-- Dataset excerpts --
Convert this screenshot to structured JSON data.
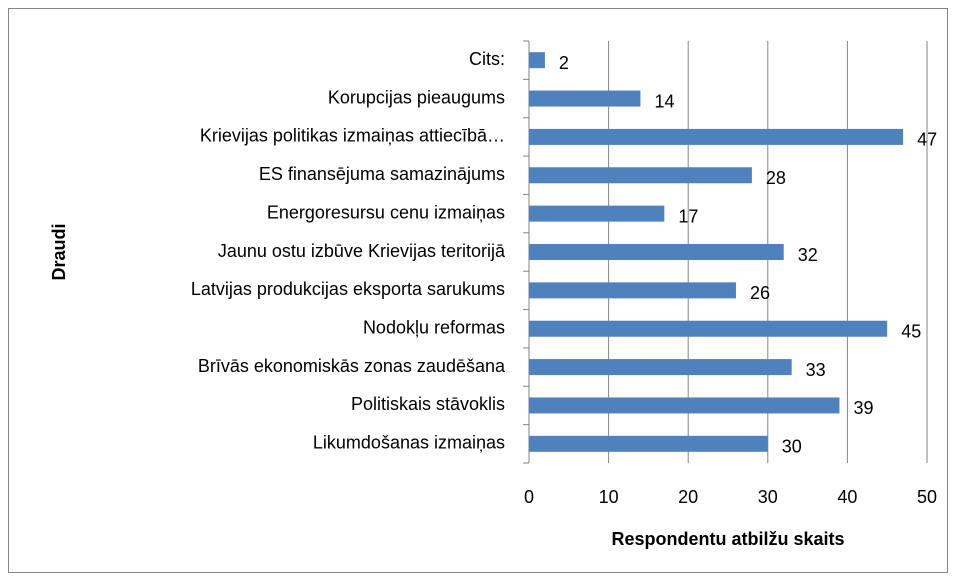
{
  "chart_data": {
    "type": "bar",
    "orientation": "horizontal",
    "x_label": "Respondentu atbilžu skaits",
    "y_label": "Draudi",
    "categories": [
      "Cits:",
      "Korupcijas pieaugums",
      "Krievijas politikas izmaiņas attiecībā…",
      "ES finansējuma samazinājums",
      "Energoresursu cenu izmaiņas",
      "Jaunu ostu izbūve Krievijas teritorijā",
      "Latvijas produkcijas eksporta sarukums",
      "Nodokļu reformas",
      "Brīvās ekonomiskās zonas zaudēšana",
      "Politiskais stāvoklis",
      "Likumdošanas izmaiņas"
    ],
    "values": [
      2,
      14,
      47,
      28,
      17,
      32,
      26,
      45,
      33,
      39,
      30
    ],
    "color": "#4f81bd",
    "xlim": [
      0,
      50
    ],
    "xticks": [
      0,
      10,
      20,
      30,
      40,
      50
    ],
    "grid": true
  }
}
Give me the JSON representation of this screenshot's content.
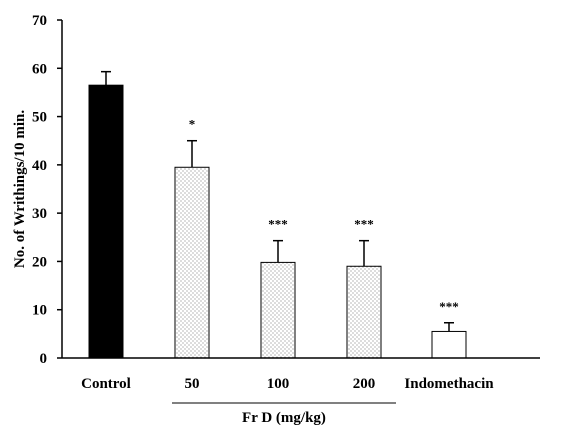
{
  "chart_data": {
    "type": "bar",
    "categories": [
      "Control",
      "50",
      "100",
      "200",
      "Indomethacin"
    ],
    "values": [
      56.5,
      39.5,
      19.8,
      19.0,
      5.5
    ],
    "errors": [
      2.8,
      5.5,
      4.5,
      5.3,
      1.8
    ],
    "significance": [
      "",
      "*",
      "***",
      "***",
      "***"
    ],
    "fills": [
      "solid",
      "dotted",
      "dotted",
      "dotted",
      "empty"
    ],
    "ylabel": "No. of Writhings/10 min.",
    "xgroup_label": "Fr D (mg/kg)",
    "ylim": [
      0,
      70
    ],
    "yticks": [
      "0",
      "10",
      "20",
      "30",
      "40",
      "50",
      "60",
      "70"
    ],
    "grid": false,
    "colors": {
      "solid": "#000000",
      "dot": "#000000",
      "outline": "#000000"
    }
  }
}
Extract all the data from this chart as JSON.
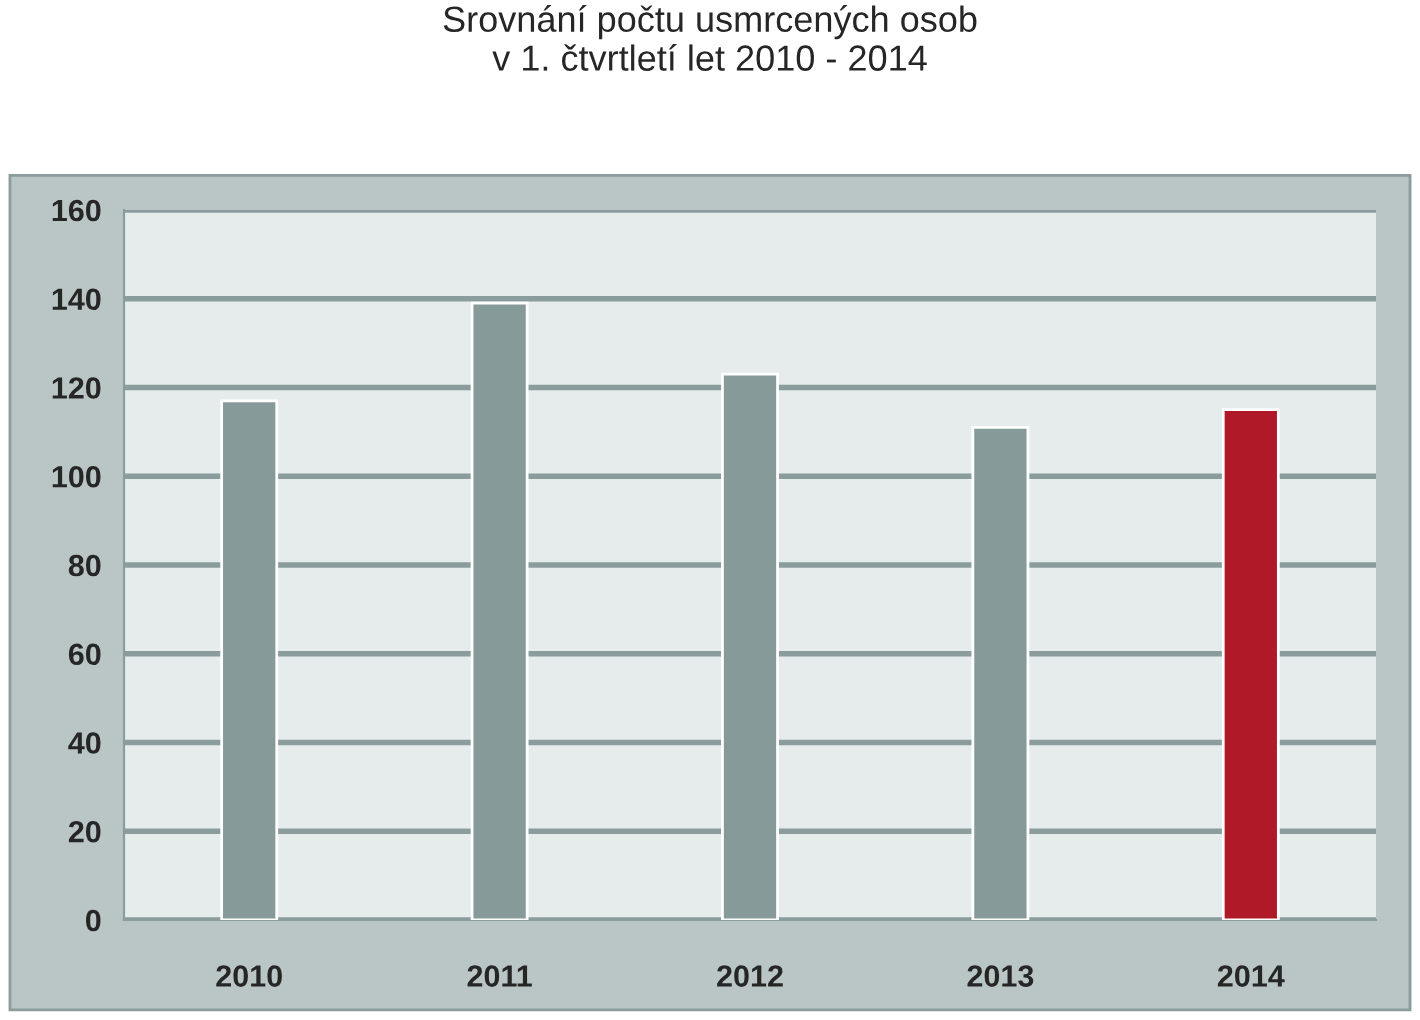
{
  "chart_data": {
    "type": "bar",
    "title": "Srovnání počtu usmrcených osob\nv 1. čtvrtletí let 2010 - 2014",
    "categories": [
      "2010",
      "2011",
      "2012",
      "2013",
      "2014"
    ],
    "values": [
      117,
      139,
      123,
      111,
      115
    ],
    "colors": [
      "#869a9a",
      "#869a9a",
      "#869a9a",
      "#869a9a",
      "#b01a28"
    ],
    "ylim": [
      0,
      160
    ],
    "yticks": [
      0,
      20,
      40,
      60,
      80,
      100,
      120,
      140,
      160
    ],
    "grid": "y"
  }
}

* * *

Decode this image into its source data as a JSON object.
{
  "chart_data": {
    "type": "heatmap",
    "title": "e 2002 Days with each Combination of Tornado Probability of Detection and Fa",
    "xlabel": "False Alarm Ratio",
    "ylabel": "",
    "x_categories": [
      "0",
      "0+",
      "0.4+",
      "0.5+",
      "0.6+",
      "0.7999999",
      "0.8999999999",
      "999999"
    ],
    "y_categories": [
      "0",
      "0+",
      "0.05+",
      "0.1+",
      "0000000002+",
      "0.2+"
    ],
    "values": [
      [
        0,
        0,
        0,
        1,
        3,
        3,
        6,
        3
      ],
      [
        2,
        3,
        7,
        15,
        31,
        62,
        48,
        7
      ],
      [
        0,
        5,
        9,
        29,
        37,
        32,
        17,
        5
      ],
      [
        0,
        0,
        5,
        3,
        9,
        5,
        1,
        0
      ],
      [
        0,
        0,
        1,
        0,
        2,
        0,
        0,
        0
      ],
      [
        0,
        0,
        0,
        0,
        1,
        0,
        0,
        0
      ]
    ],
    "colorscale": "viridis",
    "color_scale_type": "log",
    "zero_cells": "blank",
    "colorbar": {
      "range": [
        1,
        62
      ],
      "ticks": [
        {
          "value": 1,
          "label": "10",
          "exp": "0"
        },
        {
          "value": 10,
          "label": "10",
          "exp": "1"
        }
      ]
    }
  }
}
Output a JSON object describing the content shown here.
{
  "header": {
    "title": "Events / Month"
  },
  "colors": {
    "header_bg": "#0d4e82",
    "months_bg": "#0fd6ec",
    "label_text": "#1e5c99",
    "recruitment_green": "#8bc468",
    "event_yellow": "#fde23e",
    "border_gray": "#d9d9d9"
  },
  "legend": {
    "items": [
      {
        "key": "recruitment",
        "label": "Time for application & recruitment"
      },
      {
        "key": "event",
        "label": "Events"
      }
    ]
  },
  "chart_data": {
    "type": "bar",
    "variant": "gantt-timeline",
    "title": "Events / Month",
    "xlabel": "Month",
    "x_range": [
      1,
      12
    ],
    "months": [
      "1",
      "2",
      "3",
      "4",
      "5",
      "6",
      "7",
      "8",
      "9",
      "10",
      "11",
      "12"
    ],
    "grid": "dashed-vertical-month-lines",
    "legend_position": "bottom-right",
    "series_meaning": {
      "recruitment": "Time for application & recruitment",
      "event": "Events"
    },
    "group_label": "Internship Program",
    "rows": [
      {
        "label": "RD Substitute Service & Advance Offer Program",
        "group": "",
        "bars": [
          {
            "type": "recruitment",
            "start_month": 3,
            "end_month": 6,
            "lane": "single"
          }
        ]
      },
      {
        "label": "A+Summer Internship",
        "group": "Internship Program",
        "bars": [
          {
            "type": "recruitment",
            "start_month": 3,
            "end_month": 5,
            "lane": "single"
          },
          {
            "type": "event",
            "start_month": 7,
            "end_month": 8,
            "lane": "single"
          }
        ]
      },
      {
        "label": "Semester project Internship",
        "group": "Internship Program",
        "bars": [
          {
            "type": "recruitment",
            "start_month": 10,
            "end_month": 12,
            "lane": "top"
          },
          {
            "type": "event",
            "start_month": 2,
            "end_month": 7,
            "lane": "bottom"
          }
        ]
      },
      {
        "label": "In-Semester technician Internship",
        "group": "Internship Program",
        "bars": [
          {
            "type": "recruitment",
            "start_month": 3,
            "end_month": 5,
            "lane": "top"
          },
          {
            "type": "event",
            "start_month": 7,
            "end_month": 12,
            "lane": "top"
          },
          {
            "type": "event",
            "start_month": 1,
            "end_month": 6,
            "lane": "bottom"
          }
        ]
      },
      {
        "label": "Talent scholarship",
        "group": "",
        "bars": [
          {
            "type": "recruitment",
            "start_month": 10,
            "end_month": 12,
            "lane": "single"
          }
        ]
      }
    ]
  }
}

==

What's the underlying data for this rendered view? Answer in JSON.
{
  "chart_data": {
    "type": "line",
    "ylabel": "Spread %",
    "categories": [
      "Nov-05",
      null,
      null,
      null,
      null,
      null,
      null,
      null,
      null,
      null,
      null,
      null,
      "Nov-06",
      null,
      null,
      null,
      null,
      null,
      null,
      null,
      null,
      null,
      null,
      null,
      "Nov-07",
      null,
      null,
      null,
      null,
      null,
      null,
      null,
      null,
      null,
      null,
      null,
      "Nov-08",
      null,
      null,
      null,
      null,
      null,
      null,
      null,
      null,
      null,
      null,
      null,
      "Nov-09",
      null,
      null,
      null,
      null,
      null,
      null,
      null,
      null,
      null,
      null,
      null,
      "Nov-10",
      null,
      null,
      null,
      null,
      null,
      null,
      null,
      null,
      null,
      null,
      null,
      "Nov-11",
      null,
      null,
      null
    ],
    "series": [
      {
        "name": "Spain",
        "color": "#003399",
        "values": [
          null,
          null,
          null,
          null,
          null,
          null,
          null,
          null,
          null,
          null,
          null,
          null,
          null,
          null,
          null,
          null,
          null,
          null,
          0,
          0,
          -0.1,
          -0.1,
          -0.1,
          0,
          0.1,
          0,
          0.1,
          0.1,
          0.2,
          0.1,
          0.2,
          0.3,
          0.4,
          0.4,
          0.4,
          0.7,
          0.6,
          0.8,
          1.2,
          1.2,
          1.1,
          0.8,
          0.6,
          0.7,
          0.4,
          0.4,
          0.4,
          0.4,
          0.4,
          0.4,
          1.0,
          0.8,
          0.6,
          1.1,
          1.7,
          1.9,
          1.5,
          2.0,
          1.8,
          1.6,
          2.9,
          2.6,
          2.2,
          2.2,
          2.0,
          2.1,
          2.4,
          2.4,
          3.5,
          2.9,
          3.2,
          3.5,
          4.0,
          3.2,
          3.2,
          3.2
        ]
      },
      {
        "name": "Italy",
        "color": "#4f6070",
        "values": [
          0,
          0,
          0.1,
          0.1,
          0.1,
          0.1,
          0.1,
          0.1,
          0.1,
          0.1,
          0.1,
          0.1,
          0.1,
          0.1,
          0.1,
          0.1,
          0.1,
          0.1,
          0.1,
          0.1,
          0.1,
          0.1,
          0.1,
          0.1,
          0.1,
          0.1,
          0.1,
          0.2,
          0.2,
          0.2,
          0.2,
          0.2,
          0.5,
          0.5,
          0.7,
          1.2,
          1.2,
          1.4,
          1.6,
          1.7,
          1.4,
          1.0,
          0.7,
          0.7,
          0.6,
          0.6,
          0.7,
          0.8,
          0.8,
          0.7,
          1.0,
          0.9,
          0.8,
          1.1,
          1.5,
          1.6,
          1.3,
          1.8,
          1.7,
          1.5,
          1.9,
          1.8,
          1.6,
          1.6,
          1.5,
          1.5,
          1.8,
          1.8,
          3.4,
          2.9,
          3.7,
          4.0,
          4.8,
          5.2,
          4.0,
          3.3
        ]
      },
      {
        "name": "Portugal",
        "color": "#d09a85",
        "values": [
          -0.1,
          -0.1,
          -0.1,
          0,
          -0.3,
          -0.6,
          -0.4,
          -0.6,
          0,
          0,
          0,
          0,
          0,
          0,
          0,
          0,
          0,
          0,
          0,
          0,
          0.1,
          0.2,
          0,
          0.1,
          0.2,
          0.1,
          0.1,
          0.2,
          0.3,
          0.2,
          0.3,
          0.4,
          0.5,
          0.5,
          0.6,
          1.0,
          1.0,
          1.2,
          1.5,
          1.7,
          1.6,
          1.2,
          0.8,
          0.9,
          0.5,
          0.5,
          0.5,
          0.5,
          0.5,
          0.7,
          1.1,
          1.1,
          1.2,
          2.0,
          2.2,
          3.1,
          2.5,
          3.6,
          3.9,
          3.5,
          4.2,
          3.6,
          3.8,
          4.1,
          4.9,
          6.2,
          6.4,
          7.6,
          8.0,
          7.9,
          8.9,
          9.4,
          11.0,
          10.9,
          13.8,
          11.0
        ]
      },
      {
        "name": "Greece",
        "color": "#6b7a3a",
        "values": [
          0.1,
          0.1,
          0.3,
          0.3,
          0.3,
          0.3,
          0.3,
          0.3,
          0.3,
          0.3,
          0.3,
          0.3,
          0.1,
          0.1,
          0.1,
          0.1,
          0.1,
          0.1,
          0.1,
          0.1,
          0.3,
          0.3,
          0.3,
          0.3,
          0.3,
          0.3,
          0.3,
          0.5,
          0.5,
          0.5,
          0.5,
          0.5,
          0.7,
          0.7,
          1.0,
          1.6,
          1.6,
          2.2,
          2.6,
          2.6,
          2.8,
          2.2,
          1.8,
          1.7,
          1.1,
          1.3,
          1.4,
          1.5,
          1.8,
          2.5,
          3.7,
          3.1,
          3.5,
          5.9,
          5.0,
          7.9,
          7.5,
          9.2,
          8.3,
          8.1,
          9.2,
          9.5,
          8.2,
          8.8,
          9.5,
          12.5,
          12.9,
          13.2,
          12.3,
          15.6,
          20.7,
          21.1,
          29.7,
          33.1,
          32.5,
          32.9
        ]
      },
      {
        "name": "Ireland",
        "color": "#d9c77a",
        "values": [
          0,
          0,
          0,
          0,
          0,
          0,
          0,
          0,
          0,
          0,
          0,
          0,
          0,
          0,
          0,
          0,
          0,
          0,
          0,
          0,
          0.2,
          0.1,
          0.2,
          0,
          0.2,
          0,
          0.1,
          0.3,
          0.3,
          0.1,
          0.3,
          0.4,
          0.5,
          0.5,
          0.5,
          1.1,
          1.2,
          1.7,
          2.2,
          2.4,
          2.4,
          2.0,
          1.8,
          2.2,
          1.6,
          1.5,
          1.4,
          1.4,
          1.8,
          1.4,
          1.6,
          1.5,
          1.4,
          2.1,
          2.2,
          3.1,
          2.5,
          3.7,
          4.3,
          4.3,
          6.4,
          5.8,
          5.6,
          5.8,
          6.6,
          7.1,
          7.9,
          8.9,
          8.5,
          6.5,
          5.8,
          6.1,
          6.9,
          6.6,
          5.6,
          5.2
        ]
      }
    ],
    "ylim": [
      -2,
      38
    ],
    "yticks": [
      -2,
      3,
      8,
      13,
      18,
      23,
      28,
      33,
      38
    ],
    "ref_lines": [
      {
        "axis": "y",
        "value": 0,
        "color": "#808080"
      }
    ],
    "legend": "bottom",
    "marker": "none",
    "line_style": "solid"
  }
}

-- Requirements --
Pull every line containing "screenshot" from the material above.

-- The output --
Convert this screenshot to structured JSON data.
Give me the JSON representation of this screenshot's content.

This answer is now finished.